## [What is needed]
Repeat every record exactly, but keep images out of the copy.

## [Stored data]

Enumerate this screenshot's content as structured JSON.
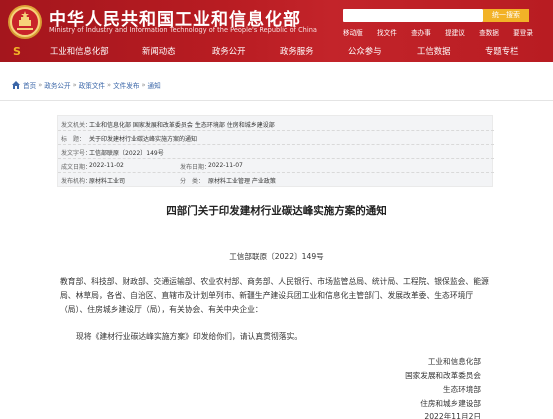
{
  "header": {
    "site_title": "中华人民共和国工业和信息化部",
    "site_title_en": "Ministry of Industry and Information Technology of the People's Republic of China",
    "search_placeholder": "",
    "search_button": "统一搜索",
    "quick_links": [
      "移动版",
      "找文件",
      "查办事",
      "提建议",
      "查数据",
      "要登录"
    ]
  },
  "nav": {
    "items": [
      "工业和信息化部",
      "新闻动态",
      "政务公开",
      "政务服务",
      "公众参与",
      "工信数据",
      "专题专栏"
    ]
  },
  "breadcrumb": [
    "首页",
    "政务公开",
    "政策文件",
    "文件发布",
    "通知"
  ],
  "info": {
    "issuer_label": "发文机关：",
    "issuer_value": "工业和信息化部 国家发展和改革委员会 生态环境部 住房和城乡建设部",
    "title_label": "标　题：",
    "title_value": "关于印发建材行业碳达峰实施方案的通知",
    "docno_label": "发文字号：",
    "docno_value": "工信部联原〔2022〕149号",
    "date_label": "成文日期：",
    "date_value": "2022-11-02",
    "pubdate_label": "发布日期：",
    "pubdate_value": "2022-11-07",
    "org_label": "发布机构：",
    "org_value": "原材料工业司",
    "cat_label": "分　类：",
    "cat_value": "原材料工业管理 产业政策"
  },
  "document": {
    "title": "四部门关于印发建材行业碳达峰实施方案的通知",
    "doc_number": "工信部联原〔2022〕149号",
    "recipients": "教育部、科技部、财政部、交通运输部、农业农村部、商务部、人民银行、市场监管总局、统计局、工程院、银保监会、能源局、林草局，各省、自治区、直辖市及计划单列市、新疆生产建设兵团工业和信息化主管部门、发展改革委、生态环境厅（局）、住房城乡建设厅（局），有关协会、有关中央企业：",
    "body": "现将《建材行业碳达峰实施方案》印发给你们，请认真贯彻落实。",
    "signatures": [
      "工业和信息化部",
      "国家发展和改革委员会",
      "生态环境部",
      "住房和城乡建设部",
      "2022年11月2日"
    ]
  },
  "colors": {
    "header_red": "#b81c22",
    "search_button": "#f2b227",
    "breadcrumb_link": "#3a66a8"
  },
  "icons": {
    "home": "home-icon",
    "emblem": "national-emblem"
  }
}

## [Exercise solution]
Enumerate this screenshot's content as structured JSON.
{
  "header": {
    "site_title": "中华人民共和国工业和信息化部",
    "site_title_en": "Ministry of Industry and Information Technology of the People's Republic of China",
    "search_placeholder": "",
    "search_button": "统一搜索",
    "quick_links": [
      "移动版",
      "找文件",
      "查办事",
      "提建议",
      "查数据",
      "要登录"
    ]
  },
  "nav": {
    "items": [
      "工业和信息化部",
      "新闻动态",
      "政务公开",
      "政务服务",
      "公众参与",
      "工信数据",
      "专题专栏"
    ]
  },
  "breadcrumb": [
    "首页",
    "政务公开",
    "政策文件",
    "文件发布",
    "通知"
  ],
  "info": {
    "issuer_label": "发文机关：",
    "issuer_value": "工业和信息化部 国家发展和改革委员会 生态环境部 住房和城乡建设部",
    "title_label": "标　题：",
    "title_value": "关于印发建材行业碳达峰实施方案的通知",
    "docno_label": "发文字号：",
    "docno_value": "工信部联原〔2022〕149号",
    "date_label": "成文日期：",
    "date_value": "2022-11-02",
    "pubdate_label": "发布日期：",
    "pubdate_value": "2022-11-07",
    "org_label": "发布机构：",
    "org_value": "原材料工业司",
    "cat_label": "分　类：",
    "cat_value": "原材料工业管理 产业政策"
  },
  "document": {
    "title": "四部门关于印发建材行业碳达峰实施方案的通知",
    "doc_number": "工信部联原〔2022〕149号",
    "recipients": "教育部、科技部、财政部、交通运输部、农业农村部、商务部、人民银行、市场监管总局、统计局、工程院、银保监会、能源局、林草局，各省、自治区、直辖市及计划单列市、新疆生产建设兵团工业和信息化主管部门、发展改革委、生态环境厅（局）、住房城乡建设厅（局），有关协会、有关中央企业：",
    "body": "现将《建材行业碳达峰实施方案》印发给你们，请认真贯彻落实。",
    "signatures": [
      "工业和信息化部",
      "国家发展和改革委员会",
      "生态环境部",
      "住房和城乡建设部",
      "2022年11月2日"
    ]
  },
  "colors": {
    "header_red": "#b81c22",
    "search_button": "#f2b227",
    "breadcrumb_link": "#3a66a8"
  },
  "icons": {
    "home": "home-icon",
    "emblem": "national-emblem"
  }
}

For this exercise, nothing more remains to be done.